> [Record extracts]
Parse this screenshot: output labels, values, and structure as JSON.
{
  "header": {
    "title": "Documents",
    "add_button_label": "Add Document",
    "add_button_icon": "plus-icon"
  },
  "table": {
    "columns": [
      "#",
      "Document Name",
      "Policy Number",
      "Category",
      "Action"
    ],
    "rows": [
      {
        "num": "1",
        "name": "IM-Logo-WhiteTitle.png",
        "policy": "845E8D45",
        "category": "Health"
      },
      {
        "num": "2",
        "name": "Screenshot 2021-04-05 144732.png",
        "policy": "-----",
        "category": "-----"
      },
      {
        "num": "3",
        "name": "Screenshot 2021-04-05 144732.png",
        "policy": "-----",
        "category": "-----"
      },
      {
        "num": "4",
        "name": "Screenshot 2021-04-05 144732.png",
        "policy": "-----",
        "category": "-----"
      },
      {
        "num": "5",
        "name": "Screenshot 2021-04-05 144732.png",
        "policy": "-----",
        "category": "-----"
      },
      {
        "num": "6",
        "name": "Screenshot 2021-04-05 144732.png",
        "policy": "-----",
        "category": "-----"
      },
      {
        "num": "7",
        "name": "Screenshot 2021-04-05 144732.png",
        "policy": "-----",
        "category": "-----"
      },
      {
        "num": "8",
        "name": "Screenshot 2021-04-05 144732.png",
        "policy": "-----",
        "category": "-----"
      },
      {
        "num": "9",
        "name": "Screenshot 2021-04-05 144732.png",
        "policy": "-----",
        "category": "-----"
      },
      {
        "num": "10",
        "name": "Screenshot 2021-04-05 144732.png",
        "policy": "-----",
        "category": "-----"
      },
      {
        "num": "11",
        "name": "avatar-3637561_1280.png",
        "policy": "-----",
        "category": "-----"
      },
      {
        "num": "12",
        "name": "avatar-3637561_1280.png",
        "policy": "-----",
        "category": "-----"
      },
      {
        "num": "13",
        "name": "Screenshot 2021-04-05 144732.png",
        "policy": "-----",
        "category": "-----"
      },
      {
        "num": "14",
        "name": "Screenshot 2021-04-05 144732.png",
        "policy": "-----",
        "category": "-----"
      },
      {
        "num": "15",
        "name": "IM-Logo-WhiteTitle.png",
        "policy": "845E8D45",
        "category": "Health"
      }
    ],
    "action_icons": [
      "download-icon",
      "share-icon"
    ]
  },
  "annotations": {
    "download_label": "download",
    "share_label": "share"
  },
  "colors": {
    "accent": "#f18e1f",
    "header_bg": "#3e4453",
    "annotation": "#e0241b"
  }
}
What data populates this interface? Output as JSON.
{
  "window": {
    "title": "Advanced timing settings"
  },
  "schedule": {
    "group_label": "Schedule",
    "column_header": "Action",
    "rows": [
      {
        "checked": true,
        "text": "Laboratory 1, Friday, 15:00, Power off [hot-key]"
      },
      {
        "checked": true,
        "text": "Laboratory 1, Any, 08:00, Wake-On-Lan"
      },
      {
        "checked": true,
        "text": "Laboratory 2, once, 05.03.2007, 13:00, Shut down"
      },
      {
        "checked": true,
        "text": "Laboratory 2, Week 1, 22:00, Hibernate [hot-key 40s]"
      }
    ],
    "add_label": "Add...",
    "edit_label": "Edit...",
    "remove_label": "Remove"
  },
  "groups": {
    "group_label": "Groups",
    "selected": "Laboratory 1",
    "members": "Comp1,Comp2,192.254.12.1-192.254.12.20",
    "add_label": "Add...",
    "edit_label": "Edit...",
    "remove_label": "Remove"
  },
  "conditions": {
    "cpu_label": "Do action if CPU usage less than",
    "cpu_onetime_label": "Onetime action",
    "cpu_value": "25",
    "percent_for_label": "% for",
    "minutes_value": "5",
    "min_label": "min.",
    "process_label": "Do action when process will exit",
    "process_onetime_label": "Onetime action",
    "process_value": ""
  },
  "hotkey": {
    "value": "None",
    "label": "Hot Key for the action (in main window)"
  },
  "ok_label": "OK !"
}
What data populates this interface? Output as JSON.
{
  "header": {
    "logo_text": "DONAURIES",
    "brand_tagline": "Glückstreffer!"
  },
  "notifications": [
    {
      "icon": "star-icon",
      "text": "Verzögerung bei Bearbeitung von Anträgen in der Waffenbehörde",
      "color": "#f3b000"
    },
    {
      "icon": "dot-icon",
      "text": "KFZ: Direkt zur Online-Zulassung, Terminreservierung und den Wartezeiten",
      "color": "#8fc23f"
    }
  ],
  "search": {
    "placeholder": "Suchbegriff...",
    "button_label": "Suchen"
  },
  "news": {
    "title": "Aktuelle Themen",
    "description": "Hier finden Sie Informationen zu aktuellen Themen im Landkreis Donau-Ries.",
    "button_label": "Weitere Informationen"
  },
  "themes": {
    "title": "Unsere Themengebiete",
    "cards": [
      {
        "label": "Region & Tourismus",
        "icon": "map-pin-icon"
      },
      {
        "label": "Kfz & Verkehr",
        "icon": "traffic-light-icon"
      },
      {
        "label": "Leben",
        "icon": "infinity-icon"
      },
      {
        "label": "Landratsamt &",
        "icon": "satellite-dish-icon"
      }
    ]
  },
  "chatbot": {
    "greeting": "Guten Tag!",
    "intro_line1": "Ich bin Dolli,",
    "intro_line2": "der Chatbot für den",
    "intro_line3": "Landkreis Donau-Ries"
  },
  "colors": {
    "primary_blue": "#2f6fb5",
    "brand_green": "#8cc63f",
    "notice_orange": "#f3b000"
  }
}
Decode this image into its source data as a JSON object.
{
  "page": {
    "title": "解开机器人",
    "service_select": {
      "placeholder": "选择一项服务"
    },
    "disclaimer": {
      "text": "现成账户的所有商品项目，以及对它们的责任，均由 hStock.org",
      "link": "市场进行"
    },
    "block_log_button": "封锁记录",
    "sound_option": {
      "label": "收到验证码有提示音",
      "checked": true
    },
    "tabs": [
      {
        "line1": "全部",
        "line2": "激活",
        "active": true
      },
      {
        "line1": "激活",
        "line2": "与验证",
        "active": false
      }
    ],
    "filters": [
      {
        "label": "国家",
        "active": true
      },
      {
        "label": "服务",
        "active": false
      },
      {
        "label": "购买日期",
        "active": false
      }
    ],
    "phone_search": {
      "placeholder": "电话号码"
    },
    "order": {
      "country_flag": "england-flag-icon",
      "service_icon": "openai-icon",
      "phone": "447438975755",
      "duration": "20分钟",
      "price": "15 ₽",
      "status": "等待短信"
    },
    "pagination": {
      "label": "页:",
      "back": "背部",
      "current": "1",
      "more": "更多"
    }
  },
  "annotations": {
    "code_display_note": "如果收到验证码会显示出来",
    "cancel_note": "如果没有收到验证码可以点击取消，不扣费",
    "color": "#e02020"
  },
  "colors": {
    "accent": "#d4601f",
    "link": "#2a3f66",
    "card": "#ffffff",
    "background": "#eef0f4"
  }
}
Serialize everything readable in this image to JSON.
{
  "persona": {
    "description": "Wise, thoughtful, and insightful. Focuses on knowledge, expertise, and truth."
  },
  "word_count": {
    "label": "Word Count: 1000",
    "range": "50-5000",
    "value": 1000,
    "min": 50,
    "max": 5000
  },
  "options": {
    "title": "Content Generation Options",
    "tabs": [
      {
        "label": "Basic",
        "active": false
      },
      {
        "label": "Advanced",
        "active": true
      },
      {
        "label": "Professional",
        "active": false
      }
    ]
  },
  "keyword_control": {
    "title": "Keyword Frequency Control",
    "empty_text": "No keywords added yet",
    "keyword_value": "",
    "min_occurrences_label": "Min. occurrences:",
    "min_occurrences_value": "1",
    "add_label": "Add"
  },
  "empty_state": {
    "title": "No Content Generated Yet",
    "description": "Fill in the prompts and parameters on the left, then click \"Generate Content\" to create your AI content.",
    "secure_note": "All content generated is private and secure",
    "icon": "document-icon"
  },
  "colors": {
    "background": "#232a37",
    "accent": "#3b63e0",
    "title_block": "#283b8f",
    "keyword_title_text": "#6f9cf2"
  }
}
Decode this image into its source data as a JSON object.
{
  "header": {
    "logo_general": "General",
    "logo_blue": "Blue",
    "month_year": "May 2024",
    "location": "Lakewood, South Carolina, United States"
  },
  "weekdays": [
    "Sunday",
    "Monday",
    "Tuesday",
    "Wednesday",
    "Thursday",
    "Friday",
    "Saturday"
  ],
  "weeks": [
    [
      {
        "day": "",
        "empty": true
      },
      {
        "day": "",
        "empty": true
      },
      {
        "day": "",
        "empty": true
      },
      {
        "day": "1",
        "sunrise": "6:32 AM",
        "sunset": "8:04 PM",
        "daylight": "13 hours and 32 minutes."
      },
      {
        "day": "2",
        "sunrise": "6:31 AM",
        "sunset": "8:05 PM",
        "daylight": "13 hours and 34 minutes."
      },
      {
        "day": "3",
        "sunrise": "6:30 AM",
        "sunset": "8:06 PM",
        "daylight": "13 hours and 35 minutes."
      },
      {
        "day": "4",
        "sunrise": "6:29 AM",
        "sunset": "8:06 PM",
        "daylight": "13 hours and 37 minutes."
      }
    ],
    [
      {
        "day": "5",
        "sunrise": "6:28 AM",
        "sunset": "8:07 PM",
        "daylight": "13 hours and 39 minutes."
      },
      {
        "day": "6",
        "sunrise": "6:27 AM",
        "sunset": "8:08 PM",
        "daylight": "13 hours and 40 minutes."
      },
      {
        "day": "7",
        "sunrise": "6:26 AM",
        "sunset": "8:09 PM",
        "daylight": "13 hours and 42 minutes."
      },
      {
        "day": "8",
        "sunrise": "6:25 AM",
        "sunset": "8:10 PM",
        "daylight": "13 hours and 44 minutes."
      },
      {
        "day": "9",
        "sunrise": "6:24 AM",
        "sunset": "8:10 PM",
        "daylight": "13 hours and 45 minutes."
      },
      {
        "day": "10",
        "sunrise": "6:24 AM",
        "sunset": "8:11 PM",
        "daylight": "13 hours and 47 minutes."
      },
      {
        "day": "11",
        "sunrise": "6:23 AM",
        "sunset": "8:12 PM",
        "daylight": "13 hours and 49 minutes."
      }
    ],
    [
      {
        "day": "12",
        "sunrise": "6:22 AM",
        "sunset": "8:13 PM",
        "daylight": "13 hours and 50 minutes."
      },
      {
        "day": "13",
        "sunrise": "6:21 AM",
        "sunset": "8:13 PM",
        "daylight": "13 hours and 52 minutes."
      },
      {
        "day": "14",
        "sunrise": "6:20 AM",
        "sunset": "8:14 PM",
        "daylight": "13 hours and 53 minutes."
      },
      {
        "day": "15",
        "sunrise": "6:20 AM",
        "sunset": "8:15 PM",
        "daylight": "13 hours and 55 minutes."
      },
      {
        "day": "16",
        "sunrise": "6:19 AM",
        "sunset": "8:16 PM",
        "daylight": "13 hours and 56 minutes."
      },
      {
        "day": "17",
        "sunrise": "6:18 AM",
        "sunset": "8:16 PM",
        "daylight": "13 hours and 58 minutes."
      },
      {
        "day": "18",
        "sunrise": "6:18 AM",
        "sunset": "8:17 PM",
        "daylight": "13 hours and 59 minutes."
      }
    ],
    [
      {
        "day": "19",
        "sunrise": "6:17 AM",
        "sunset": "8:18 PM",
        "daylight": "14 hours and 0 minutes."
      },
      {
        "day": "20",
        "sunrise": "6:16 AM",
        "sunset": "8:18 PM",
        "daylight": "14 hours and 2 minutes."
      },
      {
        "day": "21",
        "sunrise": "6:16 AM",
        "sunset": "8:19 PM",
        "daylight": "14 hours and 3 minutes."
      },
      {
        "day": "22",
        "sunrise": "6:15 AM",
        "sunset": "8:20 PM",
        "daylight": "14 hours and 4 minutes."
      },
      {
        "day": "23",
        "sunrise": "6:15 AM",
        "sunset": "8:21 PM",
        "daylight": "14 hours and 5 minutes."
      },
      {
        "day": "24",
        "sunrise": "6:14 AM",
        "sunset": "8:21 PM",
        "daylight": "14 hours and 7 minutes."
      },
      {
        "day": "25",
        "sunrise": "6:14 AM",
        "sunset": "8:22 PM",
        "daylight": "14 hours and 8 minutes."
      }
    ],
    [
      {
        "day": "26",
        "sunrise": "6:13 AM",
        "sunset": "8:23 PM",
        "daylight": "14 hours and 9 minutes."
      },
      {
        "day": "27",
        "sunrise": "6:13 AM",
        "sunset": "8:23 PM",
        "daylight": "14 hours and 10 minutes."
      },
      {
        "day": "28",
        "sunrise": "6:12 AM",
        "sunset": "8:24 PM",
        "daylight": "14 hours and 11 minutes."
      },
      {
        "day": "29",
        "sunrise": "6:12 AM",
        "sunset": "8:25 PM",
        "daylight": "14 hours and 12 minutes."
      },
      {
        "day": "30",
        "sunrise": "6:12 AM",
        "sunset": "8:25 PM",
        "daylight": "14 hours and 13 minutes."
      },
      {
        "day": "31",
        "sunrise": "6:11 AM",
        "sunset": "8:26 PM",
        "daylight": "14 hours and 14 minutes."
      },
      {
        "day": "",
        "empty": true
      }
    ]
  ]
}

> [What you should do] Pull out every line containing "description".

> [Result of the task]
    "description": "Hier finden Sie Informationen zu aktuellen Themen im Landkreis Donau-Ries.",
    "description": "Wise, thoughtful, and insightful. Focuses on knowledge, expertise, and truth."
    "description": "Fill in the prompts and parameters on the left, then click \"Generate Content\" to create your AI content.",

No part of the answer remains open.